[Given exercise] Please retype the records below exactly, leaving out any pictures.

Dataset records on visual material
_ _ _ _
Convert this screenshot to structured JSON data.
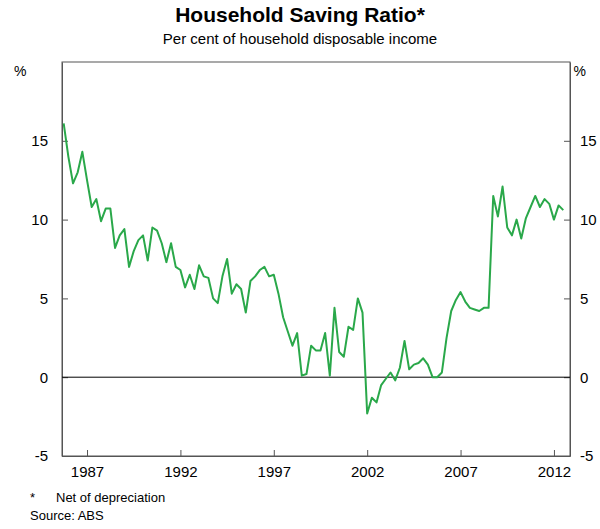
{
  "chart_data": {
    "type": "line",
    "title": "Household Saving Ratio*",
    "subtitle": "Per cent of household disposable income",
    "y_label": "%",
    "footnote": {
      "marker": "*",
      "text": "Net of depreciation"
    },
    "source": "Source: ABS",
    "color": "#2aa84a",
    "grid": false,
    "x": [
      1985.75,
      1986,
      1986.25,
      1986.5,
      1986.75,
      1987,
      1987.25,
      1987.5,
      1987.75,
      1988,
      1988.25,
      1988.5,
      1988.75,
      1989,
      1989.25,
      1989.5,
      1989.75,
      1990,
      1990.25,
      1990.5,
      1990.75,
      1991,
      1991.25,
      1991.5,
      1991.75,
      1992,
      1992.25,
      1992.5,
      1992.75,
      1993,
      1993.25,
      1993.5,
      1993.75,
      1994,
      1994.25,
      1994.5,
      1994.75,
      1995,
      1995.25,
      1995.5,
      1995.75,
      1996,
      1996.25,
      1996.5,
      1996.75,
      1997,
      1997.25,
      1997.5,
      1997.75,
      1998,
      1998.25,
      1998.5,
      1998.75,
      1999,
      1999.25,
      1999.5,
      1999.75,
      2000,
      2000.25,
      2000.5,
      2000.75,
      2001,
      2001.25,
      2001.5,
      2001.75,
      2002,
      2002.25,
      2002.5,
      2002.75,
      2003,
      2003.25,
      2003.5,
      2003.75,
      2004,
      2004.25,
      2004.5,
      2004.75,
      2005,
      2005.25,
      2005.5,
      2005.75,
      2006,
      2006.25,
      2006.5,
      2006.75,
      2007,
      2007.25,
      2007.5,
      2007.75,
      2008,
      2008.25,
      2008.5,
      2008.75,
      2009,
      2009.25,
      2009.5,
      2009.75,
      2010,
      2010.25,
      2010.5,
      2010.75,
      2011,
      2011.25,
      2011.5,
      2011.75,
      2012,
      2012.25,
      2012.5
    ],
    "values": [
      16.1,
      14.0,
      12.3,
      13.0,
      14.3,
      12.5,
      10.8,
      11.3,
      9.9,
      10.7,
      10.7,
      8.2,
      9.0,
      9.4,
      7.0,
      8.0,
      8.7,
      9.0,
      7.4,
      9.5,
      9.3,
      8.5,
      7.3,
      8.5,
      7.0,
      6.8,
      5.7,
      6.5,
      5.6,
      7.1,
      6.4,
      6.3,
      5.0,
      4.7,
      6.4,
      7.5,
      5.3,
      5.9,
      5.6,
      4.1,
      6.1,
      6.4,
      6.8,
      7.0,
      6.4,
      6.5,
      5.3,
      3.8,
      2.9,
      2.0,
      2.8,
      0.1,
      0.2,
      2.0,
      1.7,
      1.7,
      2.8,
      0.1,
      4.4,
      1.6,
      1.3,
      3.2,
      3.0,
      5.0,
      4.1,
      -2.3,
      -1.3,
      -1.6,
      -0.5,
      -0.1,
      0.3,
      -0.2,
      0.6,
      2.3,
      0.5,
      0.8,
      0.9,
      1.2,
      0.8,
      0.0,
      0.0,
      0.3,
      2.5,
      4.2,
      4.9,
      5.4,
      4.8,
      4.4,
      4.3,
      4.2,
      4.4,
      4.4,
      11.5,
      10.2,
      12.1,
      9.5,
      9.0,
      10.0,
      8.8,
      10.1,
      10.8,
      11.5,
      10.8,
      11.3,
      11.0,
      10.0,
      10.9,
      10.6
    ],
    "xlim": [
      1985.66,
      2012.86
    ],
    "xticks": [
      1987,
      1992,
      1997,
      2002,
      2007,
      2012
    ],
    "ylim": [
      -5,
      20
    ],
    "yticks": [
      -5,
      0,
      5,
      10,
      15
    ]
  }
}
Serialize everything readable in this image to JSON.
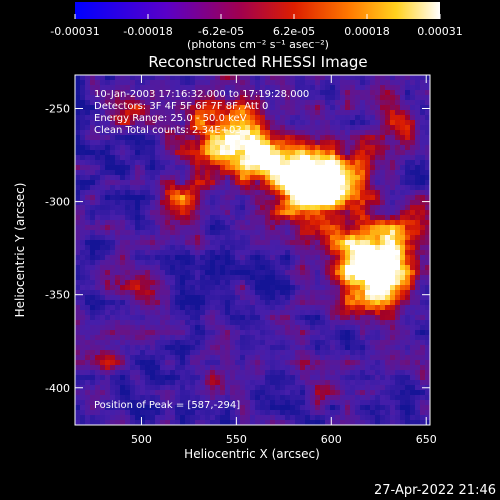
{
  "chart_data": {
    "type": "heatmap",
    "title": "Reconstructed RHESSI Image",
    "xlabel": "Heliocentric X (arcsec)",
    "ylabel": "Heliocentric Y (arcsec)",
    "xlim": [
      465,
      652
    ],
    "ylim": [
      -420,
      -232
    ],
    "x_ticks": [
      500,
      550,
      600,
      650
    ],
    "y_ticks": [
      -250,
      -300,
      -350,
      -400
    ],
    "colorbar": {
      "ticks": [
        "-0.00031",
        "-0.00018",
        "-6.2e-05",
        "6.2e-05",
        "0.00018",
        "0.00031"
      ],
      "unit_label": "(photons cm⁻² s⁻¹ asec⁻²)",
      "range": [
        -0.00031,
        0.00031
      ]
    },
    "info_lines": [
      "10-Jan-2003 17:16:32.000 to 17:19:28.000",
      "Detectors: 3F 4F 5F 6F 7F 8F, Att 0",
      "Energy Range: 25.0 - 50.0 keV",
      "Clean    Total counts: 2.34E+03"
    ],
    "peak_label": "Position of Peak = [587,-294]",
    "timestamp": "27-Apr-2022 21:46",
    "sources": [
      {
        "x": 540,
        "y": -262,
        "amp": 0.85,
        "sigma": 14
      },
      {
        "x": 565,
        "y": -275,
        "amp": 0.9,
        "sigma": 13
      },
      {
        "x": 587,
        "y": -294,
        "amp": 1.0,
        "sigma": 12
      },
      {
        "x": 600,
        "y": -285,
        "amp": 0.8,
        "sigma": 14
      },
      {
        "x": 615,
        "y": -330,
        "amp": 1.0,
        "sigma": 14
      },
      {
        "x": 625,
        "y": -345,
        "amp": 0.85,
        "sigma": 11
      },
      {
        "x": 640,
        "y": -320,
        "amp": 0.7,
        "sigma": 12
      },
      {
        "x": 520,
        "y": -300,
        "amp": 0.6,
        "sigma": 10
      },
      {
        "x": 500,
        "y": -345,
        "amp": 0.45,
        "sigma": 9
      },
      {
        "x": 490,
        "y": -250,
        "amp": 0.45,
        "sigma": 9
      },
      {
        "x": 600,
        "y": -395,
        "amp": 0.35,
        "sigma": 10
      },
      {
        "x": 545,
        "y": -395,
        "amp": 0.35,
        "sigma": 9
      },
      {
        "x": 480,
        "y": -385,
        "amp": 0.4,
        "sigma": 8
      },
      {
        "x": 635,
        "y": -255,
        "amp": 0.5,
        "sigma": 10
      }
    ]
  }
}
_ _ _ _
[Answer in full]
Convert this screenshot to structured JSON data.
{
  "chart_data": {
    "type": "line",
    "title": "Household Saving Ratio*",
    "subtitle": "Per cent of household disposable income",
    "y_label": "%",
    "footnote": {
      "marker": "*",
      "text": "Net of depreciation"
    },
    "source": "Source: ABS",
    "color": "#2aa84a",
    "grid": false,
    "x": [
      1985.75,
      1986,
      1986.25,
      1986.5,
      1986.75,
      1987,
      1987.25,
      1987.5,
      1987.75,
      1988,
      1988.25,
      1988.5,
      1988.75,
      1989,
      1989.25,
      1989.5,
      1989.75,
      1990,
      1990.25,
      1990.5,
      1990.75,
      1991,
      1991.25,
      1991.5,
      1991.75,
      1992,
      1992.25,
      1992.5,
      1992.75,
      1993,
      1993.25,
      1993.5,
      1993.75,
      1994,
      1994.25,
      1994.5,
      1994.75,
      1995,
      1995.25,
      1995.5,
      1995.75,
      1996,
      1996.25,
      1996.5,
      1996.75,
      1997,
      1997.25,
      1997.5,
      1997.75,
      1998,
      1998.25,
      1998.5,
      1998.75,
      1999,
      1999.25,
      1999.5,
      1999.75,
      2000,
      2000.25,
      2000.5,
      2000.75,
      2001,
      2001.25,
      2001.5,
      2001.75,
      2002,
      2002.25,
      2002.5,
      2002.75,
      2003,
      2003.25,
      2003.5,
      2003.75,
      2004,
      2004.25,
      2004.5,
      2004.75,
      2005,
      2005.25,
      2005.5,
      2005.75,
      2006,
      2006.25,
      2006.5,
      2006.75,
      2007,
      2007.25,
      2007.5,
      2007.75,
      2008,
      2008.25,
      2008.5,
      2008.75,
      2009,
      2009.25,
      2009.5,
      2009.75,
      2010,
      2010.25,
      2010.5,
      2010.75,
      2011,
      2011.25,
      2011.5,
      2011.75,
      2012,
      2012.25,
      2012.5
    ],
    "values": [
      16.1,
      14.0,
      12.3,
      13.0,
      14.3,
      12.5,
      10.8,
      11.3,
      9.9,
      10.7,
      10.7,
      8.2,
      9.0,
      9.4,
      7.0,
      8.0,
      8.7,
      9.0,
      7.4,
      9.5,
      9.3,
      8.5,
      7.3,
      8.5,
      7.0,
      6.8,
      5.7,
      6.5,
      5.6,
      7.1,
      6.4,
      6.3,
      5.0,
      4.7,
      6.4,
      7.5,
      5.3,
      5.9,
      5.6,
      4.1,
      6.1,
      6.4,
      6.8,
      7.0,
      6.4,
      6.5,
      5.3,
      3.8,
      2.9,
      2.0,
      2.8,
      0.1,
      0.2,
      2.0,
      1.7,
      1.7,
      2.8,
      0.1,
      4.4,
      1.6,
      1.3,
      3.2,
      3.0,
      5.0,
      4.1,
      -2.3,
      -1.3,
      -1.6,
      -0.5,
      -0.1,
      0.3,
      -0.2,
      0.6,
      2.3,
      0.5,
      0.8,
      0.9,
      1.2,
      0.8,
      0.0,
      0.0,
      0.3,
      2.5,
      4.2,
      4.9,
      5.4,
      4.8,
      4.4,
      4.3,
      4.2,
      4.4,
      4.4,
      11.5,
      10.2,
      12.1,
      9.5,
      9.0,
      10.0,
      8.8,
      10.1,
      10.8,
      11.5,
      10.8,
      11.3,
      11.0,
      10.0,
      10.9,
      10.6
    ],
    "xlim": [
      1985.66,
      2012.86
    ],
    "xticks": [
      1987,
      1992,
      1997,
      2002,
      2007,
      2012
    ],
    "ylim": [
      -5,
      20
    ],
    "yticks": [
      -5,
      0,
      5,
      10,
      15
    ]
  }
}
Serialize everything readable in this image to JSON.
{
  "chart_data": {
    "type": "heatmap",
    "title": "Reconstructed RHESSI Image",
    "xlabel": "Heliocentric X (arcsec)",
    "ylabel": "Heliocentric Y (arcsec)",
    "xlim": [
      465,
      652
    ],
    "ylim": [
      -420,
      -232
    ],
    "x_ticks": [
      500,
      550,
      600,
      650
    ],
    "y_ticks": [
      -250,
      -300,
      -350,
      -400
    ],
    "colorbar": {
      "ticks": [
        "-0.00031",
        "-0.00018",
        "-6.2e-05",
        "6.2e-05",
        "0.00018",
        "0.00031"
      ],
      "unit_label": "(photons cm⁻² s⁻¹ asec⁻²)",
      "range": [
        -0.00031,
        0.00031
      ]
    },
    "info_lines": [
      "10-Jan-2003 17:16:32.000 to 17:19:28.000",
      "Detectors: 3F 4F 5F 6F 7F 8F, Att 0",
      "Energy Range: 25.0 - 50.0 keV",
      "Clean    Total counts: 2.34E+03"
    ],
    "peak_label": "Position of Peak = [587,-294]",
    "timestamp": "27-Apr-2022 21:46",
    "sources": [
      {
        "x": 540,
        "y": -262,
        "amp": 0.85,
        "sigma": 14
      },
      {
        "x": 565,
        "y": -275,
        "amp": 0.9,
        "sigma": 13
      },
      {
        "x": 587,
        "y": -294,
        "amp": 1.0,
        "sigma": 12
      },
      {
        "x": 600,
        "y": -285,
        "amp": 0.8,
        "sigma": 14
      },
      {
        "x": 615,
        "y": -330,
        "amp": 1.0,
        "sigma": 14
      },
      {
        "x": 625,
        "y": -345,
        "amp": 0.85,
        "sigma": 11
      },
      {
        "x": 640,
        "y": -320,
        "amp": 0.7,
        "sigma": 12
      },
      {
        "x": 520,
        "y": -300,
        "amp": 0.6,
        "sigma": 10
      },
      {
        "x": 500,
        "y": -345,
        "amp": 0.45,
        "sigma": 9
      },
      {
        "x": 490,
        "y": -250,
        "amp": 0.45,
        "sigma": 9
      },
      {
        "x": 600,
        "y": -395,
        "amp": 0.35,
        "sigma": 10
      },
      {
        "x": 545,
        "y": -395,
        "amp": 0.35,
        "sigma": 9
      },
      {
        "x": 480,
        "y": -385,
        "amp": 0.4,
        "sigma": 8
      },
      {
        "x": 635,
        "y": -255,
        "amp": 0.5,
        "sigma": 10
      }
    ]
  }
}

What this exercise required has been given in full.